>>>

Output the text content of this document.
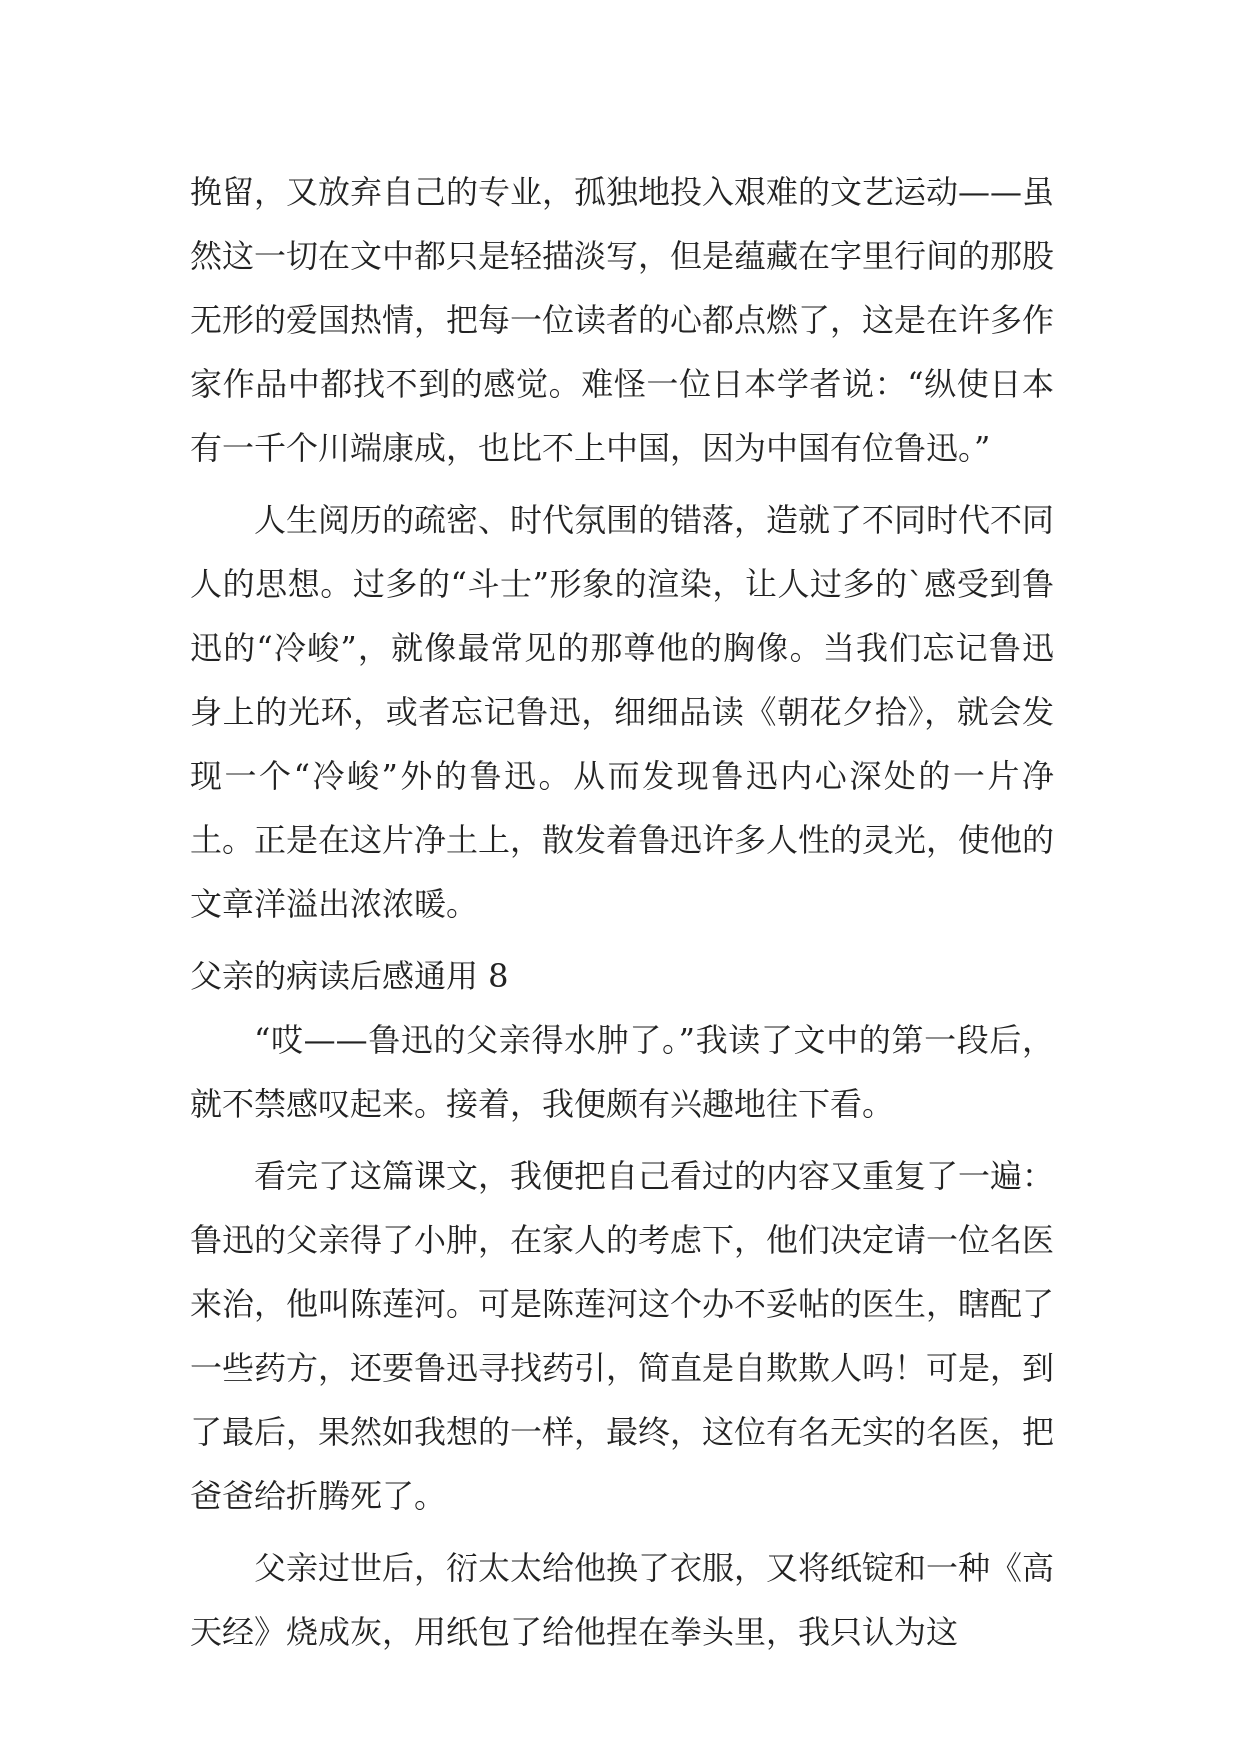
挽留，又放弃自己的专业，孤独地投入艰难的文艺运动——虽然这一切在文中都只是轻描淡写，但是蕴藏在字里行间的那股无形的爱国热情，把每一位读者的心都点燃了，这是在许多作家作品中都找不到的感觉。难怪一位日本学者说：“纵使日本有一千个川端康成，也比不上中国，因为中国有位鲁迅。”

人生阅历的疏密、时代氛围的错落，造就了不同时代不同人的思想。过多的“斗士”形象的渲染，让人过多的`感受到鲁迅的“冷峻”，就像最常见的那尊他的胸像。当我们忘记鲁迅身上的光环，或者忘记鲁迅，细细品读《朝花夕拾》，就会发现一个“冷峻”外的鲁迅。从而发现鲁迅内心深处的一片净土。正是在这片净土上，散发着鲁迅许多人性的灵光，使他的文章洋溢出浓浓暖。

父亲的病读后感通用 8

“哎——鲁迅的父亲得水肿了。”我读了文中的第一段后，就不禁感叹起来。接着，我便颇有兴趣地往下看。

看完了这篇课文，我便把自己看过的内容又重复了一遍：鲁迅的父亲得了小肿，在家人的考虑下，他们决定请一位名医来治，他叫陈莲河。可是陈莲河这个办不妥帖的医生，瞎配了一些药方，还要鲁迅寻找药引，简直是自欺欺人吗！可是，到了最后，果然如我想的一样，最终，这位有名无实的名医，把爸爸给折腾死了。

父亲过世后，衍太太给他换了衣服，又将纸锭和一种《高天经》烧成灰，用纸包了给他捏在拳头里，我只认为这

<<<

▸ **What you should do**
In the copy, include all records verbatim but no images.

▸ **Task result**
Output the text content of this document.
挽留，又放弃自己的专业，孤独地投入艰难的文艺运动——虽然这一切在文中都只是轻描淡写，但是蕴藏在字里行间的那股无形的爱国热情，把每一位读者的心都点燃了，这是在许多作家作品中都找不到的感觉。难怪一位日本学者说：“纵使日本有一千个川端康成，也比不上中国，因为中国有位鲁迅。”

人生阅历的疏密、时代氛围的错落，造就了不同时代不同人的思想。过多的“斗士”形象的渲染，让人过多的`感受到鲁迅的“冷峻”，就像最常见的那尊他的胸像。当我们忘记鲁迅身上的光环，或者忘记鲁迅，细细品读《朝花夕拾》，就会发现一个“冷峻”外的鲁迅。从而发现鲁迅内心深处的一片净土。正是在这片净土上，散发着鲁迅许多人性的灵光，使他的文章洋溢出浓浓暖。

父亲的病读后感通用 8

“哎——鲁迅的父亲得水肿了。”我读了文中的第一段后，就不禁感叹起来。接着，我便颇有兴趣地往下看。

看完了这篇课文，我便把自己看过的内容又重复了一遍：鲁迅的父亲得了小肿，在家人的考虑下，他们决定请一位名医来治，他叫陈莲河。可是陈莲河这个办不妥帖的医生，瞎配了一些药方，还要鲁迅寻找药引，简直是自欺欺人吗！可是，到了最后，果然如我想的一样，最终，这位有名无实的名医，把爸爸给折腾死了。

父亲过世后，衍太太给他换了衣服，又将纸锭和一种《高天经》烧成灰，用纸包了给他捏在拳头里，我只认为这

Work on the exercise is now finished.